THE TASK = Write out, word for word, the part of the spinal muscular atrophy passage below that opens with the words containing "Weakness is predominantly" and closes with "on chromosome 5q.".

SOURCE PASSAGE =
┌────────
1. Introduction
Spinal muscular atrophy (SMA) is a degenerative neuromuscular genetic disorder with autosomal recessive transmission characterized by progressive loss of spinal and brainstem motor neurons with severe hypotonia, muscle weakness, atrophy, swallowing, and respiratory dysfunction [
1,
2].
Weakness is predominantly in the girdles and truncal, with greater involvement of the lower limbs and areflexia on examination. Bulbar and respiratory muscle weakness can occur in infantile type 1, particularly in more severe cases. Facial and ocular muscles are generally spared [
3].
About 95% of the cases result from decreased amounts of survival motor neuron (SMN) protein due to deletions or mutations in the SMN1 gene, on chromosome 5q.
└────────
(Data pulled from a collection)
┌────────
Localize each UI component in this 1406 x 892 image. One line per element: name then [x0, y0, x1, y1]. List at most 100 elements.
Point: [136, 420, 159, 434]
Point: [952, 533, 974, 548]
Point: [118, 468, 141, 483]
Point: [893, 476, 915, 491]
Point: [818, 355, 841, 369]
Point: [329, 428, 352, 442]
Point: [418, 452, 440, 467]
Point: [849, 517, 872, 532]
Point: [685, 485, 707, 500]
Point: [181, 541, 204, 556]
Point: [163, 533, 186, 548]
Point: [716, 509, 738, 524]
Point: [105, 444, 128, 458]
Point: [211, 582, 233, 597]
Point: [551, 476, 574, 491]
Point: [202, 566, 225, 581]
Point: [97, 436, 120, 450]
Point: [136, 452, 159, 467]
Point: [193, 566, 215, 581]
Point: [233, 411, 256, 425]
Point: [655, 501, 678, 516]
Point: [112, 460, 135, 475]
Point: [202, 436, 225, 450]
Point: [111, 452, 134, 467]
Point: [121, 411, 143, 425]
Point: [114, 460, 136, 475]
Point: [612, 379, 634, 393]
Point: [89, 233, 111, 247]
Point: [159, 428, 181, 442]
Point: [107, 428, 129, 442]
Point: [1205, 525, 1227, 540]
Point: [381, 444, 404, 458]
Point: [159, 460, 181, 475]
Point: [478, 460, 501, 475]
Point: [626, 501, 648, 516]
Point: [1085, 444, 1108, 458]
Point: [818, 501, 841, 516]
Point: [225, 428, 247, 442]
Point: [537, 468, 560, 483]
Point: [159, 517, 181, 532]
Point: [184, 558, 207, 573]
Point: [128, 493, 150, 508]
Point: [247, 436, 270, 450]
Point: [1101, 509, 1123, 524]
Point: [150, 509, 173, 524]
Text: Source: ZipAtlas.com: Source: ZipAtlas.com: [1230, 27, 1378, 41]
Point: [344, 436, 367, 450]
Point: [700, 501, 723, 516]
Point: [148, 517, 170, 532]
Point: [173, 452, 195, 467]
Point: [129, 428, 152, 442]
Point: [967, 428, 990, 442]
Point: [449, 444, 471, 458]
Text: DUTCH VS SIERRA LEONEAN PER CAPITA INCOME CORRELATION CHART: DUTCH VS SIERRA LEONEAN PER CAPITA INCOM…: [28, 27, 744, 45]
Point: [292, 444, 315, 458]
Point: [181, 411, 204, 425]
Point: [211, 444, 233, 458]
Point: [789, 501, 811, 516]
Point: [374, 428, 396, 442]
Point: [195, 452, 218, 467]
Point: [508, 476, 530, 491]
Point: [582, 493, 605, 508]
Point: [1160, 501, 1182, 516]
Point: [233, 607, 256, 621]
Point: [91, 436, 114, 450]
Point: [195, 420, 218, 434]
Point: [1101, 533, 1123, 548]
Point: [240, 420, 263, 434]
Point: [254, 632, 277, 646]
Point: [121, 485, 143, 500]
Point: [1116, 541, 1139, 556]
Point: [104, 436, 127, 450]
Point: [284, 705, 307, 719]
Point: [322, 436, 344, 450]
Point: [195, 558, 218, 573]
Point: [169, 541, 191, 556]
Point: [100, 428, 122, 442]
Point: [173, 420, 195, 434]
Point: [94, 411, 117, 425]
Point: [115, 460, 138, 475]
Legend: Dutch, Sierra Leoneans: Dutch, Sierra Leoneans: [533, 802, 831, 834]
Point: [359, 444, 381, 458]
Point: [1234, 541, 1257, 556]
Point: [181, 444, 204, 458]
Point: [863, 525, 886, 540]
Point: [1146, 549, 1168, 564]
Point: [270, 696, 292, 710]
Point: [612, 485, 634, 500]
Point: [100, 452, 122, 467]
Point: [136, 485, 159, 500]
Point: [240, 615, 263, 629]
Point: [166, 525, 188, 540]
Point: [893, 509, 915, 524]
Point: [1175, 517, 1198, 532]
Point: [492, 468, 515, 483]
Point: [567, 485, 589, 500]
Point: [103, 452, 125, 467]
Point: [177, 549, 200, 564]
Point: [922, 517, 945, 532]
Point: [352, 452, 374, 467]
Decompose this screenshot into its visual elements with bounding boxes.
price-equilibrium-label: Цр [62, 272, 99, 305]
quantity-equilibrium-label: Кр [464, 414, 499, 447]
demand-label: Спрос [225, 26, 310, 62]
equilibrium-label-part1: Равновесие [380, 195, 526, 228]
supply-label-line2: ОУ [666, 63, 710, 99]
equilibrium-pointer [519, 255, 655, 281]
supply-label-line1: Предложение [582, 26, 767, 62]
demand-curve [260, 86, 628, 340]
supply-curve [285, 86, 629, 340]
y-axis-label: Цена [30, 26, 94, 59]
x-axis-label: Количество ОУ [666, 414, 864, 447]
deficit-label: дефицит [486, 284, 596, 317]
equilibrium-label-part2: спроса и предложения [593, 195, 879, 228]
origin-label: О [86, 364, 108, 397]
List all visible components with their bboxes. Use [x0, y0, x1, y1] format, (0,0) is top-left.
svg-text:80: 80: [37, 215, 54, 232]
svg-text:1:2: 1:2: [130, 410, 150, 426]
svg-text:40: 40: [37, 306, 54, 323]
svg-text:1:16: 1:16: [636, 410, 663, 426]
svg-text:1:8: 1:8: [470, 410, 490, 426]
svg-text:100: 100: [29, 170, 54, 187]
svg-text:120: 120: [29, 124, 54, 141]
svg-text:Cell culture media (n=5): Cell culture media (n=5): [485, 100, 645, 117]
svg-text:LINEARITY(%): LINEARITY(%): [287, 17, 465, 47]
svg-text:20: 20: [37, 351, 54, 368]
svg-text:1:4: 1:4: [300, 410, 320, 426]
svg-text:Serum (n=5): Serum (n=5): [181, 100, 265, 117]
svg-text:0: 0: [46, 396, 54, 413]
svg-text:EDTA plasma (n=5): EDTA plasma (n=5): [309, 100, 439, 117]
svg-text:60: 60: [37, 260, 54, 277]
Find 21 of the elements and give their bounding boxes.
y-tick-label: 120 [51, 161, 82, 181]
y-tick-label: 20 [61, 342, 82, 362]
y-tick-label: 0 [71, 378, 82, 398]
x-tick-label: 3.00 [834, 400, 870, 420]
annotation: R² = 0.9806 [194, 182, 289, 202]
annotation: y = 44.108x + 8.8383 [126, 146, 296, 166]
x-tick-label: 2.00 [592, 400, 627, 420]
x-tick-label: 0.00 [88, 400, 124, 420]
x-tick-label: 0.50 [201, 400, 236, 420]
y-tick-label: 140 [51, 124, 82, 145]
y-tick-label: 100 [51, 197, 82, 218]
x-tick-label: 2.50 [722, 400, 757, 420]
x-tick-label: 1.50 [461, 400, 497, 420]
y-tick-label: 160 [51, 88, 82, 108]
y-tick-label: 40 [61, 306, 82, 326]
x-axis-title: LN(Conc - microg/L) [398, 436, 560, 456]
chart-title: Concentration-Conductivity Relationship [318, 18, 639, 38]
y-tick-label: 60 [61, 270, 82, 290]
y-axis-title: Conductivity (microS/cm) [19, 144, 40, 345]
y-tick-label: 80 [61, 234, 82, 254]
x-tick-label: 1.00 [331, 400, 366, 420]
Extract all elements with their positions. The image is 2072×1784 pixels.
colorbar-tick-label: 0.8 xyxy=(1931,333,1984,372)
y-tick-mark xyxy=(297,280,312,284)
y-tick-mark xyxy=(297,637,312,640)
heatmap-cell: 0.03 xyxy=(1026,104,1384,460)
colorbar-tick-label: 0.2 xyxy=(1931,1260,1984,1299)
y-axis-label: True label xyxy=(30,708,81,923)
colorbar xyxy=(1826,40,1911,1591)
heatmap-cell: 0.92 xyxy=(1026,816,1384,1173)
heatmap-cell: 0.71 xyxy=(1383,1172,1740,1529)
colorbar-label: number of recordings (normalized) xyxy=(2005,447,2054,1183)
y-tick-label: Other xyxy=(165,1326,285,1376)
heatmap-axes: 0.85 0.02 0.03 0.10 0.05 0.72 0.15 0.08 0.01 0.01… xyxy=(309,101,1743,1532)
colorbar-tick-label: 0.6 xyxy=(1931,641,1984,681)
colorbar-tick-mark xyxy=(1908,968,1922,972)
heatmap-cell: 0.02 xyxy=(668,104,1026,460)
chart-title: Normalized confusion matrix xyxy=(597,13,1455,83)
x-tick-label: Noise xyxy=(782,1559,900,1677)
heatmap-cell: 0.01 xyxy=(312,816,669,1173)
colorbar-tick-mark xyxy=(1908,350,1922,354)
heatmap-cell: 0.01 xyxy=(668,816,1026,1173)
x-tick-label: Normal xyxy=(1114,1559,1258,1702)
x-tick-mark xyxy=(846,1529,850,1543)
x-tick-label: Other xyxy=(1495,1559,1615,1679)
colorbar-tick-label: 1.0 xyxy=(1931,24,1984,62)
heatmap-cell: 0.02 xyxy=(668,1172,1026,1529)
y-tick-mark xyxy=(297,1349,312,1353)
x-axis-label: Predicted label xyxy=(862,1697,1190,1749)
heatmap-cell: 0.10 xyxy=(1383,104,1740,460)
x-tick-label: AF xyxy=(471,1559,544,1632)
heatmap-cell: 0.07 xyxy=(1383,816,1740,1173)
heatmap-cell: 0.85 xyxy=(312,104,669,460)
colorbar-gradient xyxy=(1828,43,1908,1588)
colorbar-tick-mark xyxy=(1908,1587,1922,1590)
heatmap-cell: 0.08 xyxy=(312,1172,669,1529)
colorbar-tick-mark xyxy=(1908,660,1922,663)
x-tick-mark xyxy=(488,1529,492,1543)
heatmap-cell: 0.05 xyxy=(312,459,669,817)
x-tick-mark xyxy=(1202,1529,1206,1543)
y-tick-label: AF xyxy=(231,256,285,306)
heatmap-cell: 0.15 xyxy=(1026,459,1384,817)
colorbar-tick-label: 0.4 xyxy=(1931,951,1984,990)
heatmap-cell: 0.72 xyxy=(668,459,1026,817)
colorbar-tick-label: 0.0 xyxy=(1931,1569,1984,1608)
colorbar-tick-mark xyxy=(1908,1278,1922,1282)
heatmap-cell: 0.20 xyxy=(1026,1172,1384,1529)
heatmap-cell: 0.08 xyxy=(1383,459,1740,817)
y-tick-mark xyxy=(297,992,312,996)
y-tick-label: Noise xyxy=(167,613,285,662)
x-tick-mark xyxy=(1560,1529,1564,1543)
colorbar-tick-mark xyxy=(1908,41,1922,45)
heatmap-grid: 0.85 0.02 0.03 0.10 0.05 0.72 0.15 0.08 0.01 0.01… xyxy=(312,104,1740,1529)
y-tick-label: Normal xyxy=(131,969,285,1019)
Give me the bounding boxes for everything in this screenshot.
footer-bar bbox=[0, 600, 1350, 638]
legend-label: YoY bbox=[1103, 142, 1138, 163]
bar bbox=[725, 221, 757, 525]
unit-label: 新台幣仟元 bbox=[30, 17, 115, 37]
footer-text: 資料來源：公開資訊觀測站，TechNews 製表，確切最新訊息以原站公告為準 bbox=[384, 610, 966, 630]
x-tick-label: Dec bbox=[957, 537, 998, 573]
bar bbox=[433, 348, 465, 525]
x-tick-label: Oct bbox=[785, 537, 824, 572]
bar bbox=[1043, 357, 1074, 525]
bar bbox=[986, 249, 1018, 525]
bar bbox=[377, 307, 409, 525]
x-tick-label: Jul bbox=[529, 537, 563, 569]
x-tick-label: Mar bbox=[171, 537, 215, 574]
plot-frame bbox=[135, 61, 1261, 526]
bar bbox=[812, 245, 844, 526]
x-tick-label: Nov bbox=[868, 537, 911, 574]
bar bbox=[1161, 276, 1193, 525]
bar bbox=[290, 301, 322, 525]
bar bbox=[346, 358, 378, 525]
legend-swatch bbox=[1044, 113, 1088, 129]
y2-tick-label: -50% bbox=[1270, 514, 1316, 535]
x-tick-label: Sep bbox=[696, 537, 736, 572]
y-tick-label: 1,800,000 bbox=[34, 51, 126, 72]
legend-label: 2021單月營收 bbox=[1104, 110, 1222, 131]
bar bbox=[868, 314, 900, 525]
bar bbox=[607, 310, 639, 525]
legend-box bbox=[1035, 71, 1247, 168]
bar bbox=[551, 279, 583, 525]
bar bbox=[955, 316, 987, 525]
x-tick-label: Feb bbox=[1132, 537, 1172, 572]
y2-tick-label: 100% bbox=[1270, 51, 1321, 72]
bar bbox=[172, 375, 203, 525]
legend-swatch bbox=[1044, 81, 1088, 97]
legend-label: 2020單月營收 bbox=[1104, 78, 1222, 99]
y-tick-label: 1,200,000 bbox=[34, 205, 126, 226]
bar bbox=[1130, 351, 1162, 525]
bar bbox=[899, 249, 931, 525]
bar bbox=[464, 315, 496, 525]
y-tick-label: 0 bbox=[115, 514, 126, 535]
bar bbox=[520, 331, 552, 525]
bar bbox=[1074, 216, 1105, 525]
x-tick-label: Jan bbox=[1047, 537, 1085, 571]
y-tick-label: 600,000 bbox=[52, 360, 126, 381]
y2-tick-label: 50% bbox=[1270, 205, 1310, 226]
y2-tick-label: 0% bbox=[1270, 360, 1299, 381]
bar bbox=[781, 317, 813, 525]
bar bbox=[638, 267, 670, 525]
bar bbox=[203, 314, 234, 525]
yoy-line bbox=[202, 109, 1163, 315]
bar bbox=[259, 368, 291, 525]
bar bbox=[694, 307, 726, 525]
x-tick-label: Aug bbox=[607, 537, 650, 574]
└────────
WORKED SOLUTION =
Weakness is predominantly in the girdles and truncal, with greater involvement of the lower limbs and areflexia on examination. Bulbar and respiratory muscle weakness can occur in infantile type 1, particularly in more severe cases. Facial and ocular muscles are generally spared [
3].
About 95% of the cases result from decreased amounts of survival motor neuron (SMN) protein due to deletions or mutations in the SMN1 gene, on chromosome 5q.